→ EXERCISE PROMPT
Omit every image, and transcribe the remaining entries exactly as given.

→ MATERIAL SHOWN
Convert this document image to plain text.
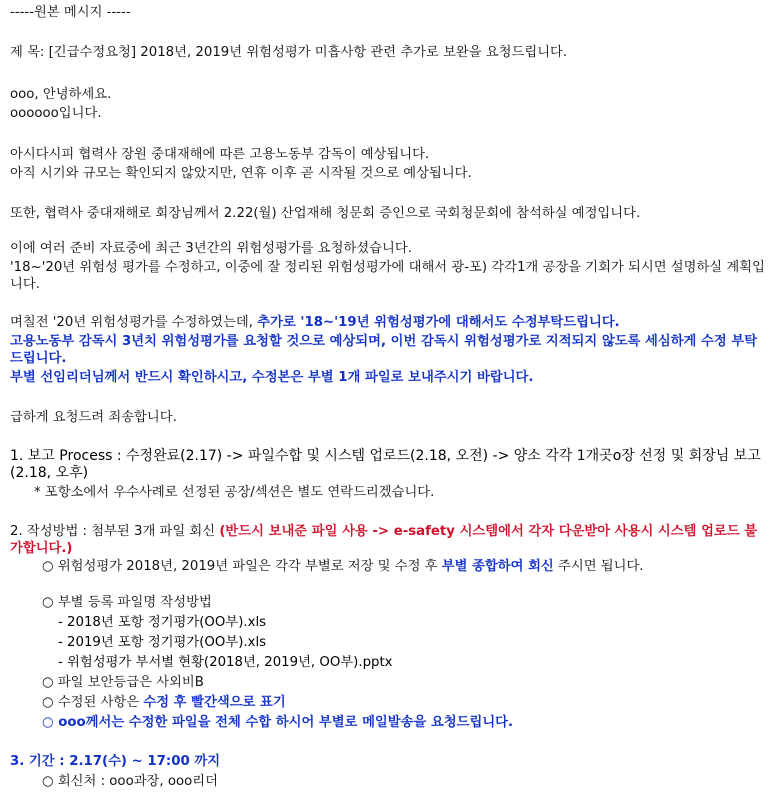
-----원본 메시지 -----
제 목: [긴급수정요청] 2018년, 2019년 위험성평가 미흡사항 관련 추가로 보완을 요청드립니다.
ooo, 안녕하세요.
oooooo입니다.
아시다시피 협력사 장원 중대재해에 따른 고용노동부 감독이 예상됩니다.
아직 시기와 규모는 확인되지 않았지만, 연휴 이후 곧 시작될 것으로 예상됩니다.
또한, 협력사 중대재해로 회장님께서 2.22(월) 산업재해 청문회 증인으로 국회청문회에 참석하실 예정입니다.
이에 여러 준비 자료중에 최근 3년간의 위험성평가를 요청하셨습니다.
'18~'20년 위험성 평가를 수정하고, 이중에 잘 정리된 위험성평가에 대해서 광-포) 각각1개 공장을 기회가 되시면 설명하실 계획입니다.
며칠전 '20년 위험성평가를 수정하였는데, 추가로 '18~'19년 위험성평가에 대해서도 수정부탁드립니다.
고용노동부 감독시 3년치 위험성평가를 요청할 것으로 예상되며, 이번 감독시 위험성평가로 지적되지 않도록 세심하게 수정 부탁드립니다.
부별 선임리더님께서 반드시 확인하시고, 수정본은 부별 1개 파일로 보내주시기 바랍니다.
급하게 요청드려 죄송합니다.
1. 보고 Process : 수정완료(2.17) -> 파일수합 및 시스템 업로드(2.18, 오전) -> 양소 각각 1개곳o장 선정 및 회장님 보고(2.18, 오후)
* 포항소에서 우수사례로 선정된 공장/섹션은 별도 연락드리겠습니다.
2. 작성방법 : 첨부된 3개 파일 회신 (반드시 보내준 파일 사용 -> e-safety 시스템에서 각자 다운받아 사용시 시스템 업로드 불가합니다.)
○ 위험성평가 2018년, 2019년 파일은 각각 부별로 저장 및 수정 후 부별 종합하여 회신 주시면 됩니다.
○ 부별 등록 파일명 작성방법
- 2018년 포항 정기평가(OO부).xls
- 2019년 포항 정기평가(OO부).xls
- 위험성평가 부서별 현황(2018년, 2019년, OO부).pptx
○ 파일 보안등급은 사외비B
○ 수정된 사항은 수정 후 빨간색으로 표기
○ ooo께서는 수정한 파일을 전체 수합 하시어 부별로 메일발송을 요청드립니다.
3. 기간 : 2.17(수) ~ 17:00 까지
○ 회신처 : ooo과장, ooo리더
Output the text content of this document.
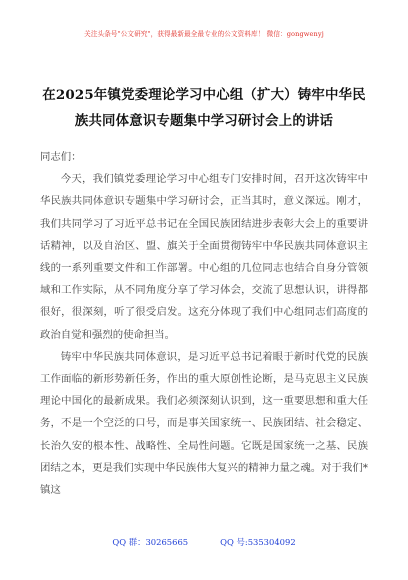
关注头条号"公文研究"，获得最新最全最专业的公文资料库！ 微信：gongwenyj
在2025年镇党委理论学习中心组（扩大）铸牢中华民族共同体意识专题集中学习研讨会上的讲话

同志们：

今天，我们镇党委理论学习中心组专门安排时间，召开这次铸牢中华民族共同体意识专题集中学习研讨会，正当其时，意义深远。刚才，我们共同学习了习近平总书记在全国民族团结进步表彰大会上的重要讲话精神，以及自治区、盟、旗关于全面贯彻铸牢中华民族共同体意识主线的一系列重要文件和工作部署。中心组的几位同志也结合自身分管领域和工作实际，从不同角度分享了学习体会，交流了思想认识，讲得都很好，很深刻，听了很受启发。这充分体现了我们中心组同志们高度的政治自觉和强烈的使命担当。

铸牢中华民族共同体意识，是习近平总书记着眼于新时代党的民族工作面临的新形势新任务，作出的重大原创性论断，是马克思主义民族理论中国化的最新成果。我们必须深刻认识到，这一重要思想和重大任务，不是一个空泛的口号，而是事关国家统一、民族团结、社会稳定、长治久安的根本性、战略性、全局性问题。它既是国家统一之基、民族团结之本，更是我们实现中华民族伟大复兴的精神力量之魂。对于我们*镇这

QQ 群：30265665	QQ 号:535304092
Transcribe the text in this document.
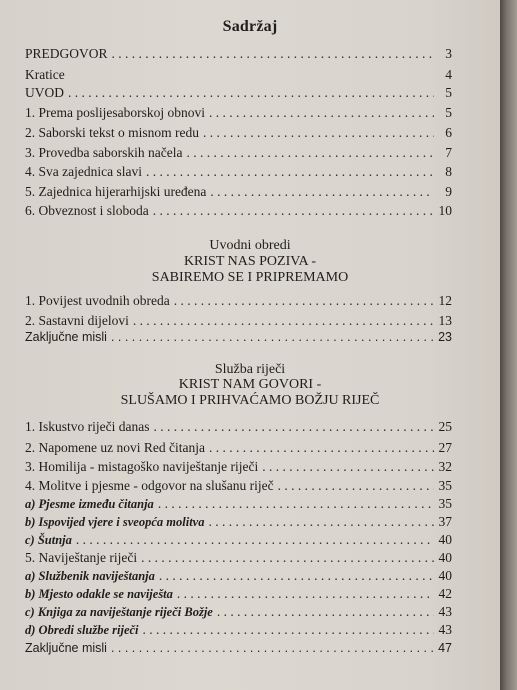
Sadržaj
PREDGOVOR . . .	3
Kratice	4
UVOD . . .	5
1. Prema poslijesaborskoj obnovi . . .	5
2. Saborski tekst o misnom redu . . .	6
3. Provedba saborskih načela . . .	7
4. Sva zajednica slavi . . .	8
5. Zajednica hijerarhijski uređena . . .	9
6. Obveznost i sloboda . . .	10
Uvodni obredi
KRIST NAS POZIVA -
SABIREMO SE I PRIPREMAMO
1. Povijest uvodnih obreda . . .	12
2. Sastavni dijelovi . . .	13
Zaključne misli . . .	23
Služba riječi
KRIST NAM GOVORI -
SLUŠAMO I PRIHVAĆAMO BOŽJU RIJEČ
1. Iskustvo riječi danas . . .	25
2. Napomene uz novi Red čitanja . . .	27
3. Homilija - mistagoško naviještanje riječi . . .	32
4. Molitve i pjesme - odgovor na slušanu riječ . . .	35
a) Pjesme između čitanja . . .	35
b) Ispovijed vjere i sveopća molitva . . .	37
c) Šutnja . . .	40
5. Naviještanje riječi . . .	40
a) Službenik naviještanja . . .	40
b) Mjesto odakle se naviješta . . .	42
c) Knjiga za naviještanje riječi Božje . . .	43
d) Obredi službe riječi . . .	43
Zaključne misli . . .	47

→ EXERCISE RESULT
Convert this document image to plain text.
-----원본 메시지 -----
제 목: [긴급수정요청] 2018년, 2019년 위험성평가 미흡사항 관련 추가로 보완을 요청드립니다.
ooo, 안녕하세요.
oooooo입니다.
아시다시피 협력사 장원 중대재해에 따른 고용노동부 감독이 예상됩니다.
아직 시기와 규모는 확인되지 않았지만, 연휴 이후 곧 시작될 것으로 예상됩니다.
또한, 협력사 중대재해로 회장님께서 2.22(월) 산업재해 청문회 증인으로 국회청문회에 참석하실 예정입니다.
이에 여러 준비 자료중에 최근 3년간의 위험성평가를 요청하셨습니다.
'18~'20년 위험성 평가를 수정하고, 이중에 잘 정리된 위험성평가에 대해서 광-포) 각각1개 공장을 기회가 되시면 설명하실 계획입니다.
며칠전 '20년 위험성평가를 수정하였는데, 추가로 '18~'19년 위험성평가에 대해서도 수정부탁드립니다.
고용노동부 감독시 3년치 위험성평가를 요청할 것으로 예상되며, 이번 감독시 위험성평가로 지적되지 않도록 세심하게 수정 부탁드립니다.
부별 선임리더님께서 반드시 확인하시고, 수정본은 부별 1개 파일로 보내주시기 바랍니다.
급하게 요청드려 죄송합니다.
1. 보고 Process : 수정완료(2.17) -> 파일수합 및 시스템 업로드(2.18, 오전) -> 양소 각각 1개곳o장 선정 및 회장님 보고(2.18, 오후)
* 포항소에서 우수사례로 선정된 공장/섹션은 별도 연락드리겠습니다.
2. 작성방법 : 첨부된 3개 파일 회신 (반드시 보내준 파일 사용 -> e-safety 시스템에서 각자 다운받아 사용시 시스템 업로드 불가합니다.)
○ 위험성평가 2018년, 2019년 파일은 각각 부별로 저장 및 수정 후 부별 종합하여 회신 주시면 됩니다.
○ 부별 등록 파일명 작성방법
- 2018년 포항 정기평가(OO부).xls
- 2019년 포항 정기평가(OO부).xls
- 위험성평가 부서별 현황(2018년, 2019년, OO부).pptx
○ 파일 보안등급은 사외비B
○ 수정된 사항은 수정 후 빨간색으로 표기
○ ooo께서는 수정한 파일을 전체 수합 하시어 부별로 메일발송을 요청드립니다.
3. 기간 : 2.17(수) ~ 17:00 까지
○ 회신처 : ooo과장, ooo리더
Output the text content of this document.
关注头条号"公文研究"，获得最新最全最专业的公文资料库！ 微信：gongwenyj
在2025年镇党委理论学习中心组（扩大）铸牢中华民族共同体意识专题集中学习研讨会上的讲话

同志们：

今天，我们镇党委理论学习中心组专门安排时间，召开这次铸牢中华民族共同体意识专题集中学习研讨会，正当其时，意义深远。刚才，我们共同学习了习近平总书记在全国民族团结进步表彰大会上的重要讲话精神，以及自治区、盟、旗关于全面贯彻铸牢中华民族共同体意识主线的一系列重要文件和工作部署。中心组的几位同志也结合自身分管领域和工作实际，从不同角度分享了学习体会，交流了思想认识，讲得都很好，很深刻，听了很受启发。这充分体现了我们中心组同志们高度的政治自觉和强烈的使命担当。

铸牢中华民族共同体意识，是习近平总书记着眼于新时代党的民族工作面临的新形势新任务，作出的重大原创性论断，是马克思主义民族理论中国化的最新成果。我们必须深刻认识到，这一重要思想和重大任务，不是一个空泛的口号，而是事关国家统一、民族团结、社会稳定、长治久安的根本性、战略性、全局性问题。它既是国家统一之基、民族团结之本，更是我们实现中华民族伟大复兴的精神力量之魂。对于我们*镇这

QQ 群：30265665	QQ 号:535304092
Transcribe the text in this document.
Sadržaj
PREDGOVOR . . .	3
Kratice	4
UVOD . . .	5
1. Prema poslijesaborskoj obnovi . . .	5
2. Saborski tekst o misnom redu . . .	6
3. Provedba saborskih načela . . .	7
4. Sva zajednica slavi . . .	8
5. Zajednica hijerarhijski uređena . . .	9
6. Obveznost i sloboda . . .	10
Uvodni obredi
KRIST NAS POZIVA -
SABIREMO SE I PRIPREMAMO
1. Povijest uvodnih obreda . . .	12
2. Sastavni dijelovi . . .	13
Zaključne misli . . .	23
Služba riječi
KRIST NAM GOVORI -
SLUŠAMO I PRIHVAĆAMO BOŽJU RIJEČ
1. Iskustvo riječi danas . . .	25
2. Napomene uz novi Red čitanja . . .	27
3. Homilija - mistagoško naviještanje riječi . . .	32
4. Molitve i pjesme - odgovor na slušanu riječ . . .	35
a) Pjesme između čitanja . . .	35
b) Ispovijed vjere i sveopća molitva . . .	37
c) Šutnja . . .	40
5. Naviještanje riječi . . .	40
a) Službenik naviještanja . . .	40
b) Mjesto odakle se naviješta . . .	42
c) Knjiga za naviještanje riječi Božje . . .	43
d) Obredi službe riječi . . .	43
Zaključne misli . . .	47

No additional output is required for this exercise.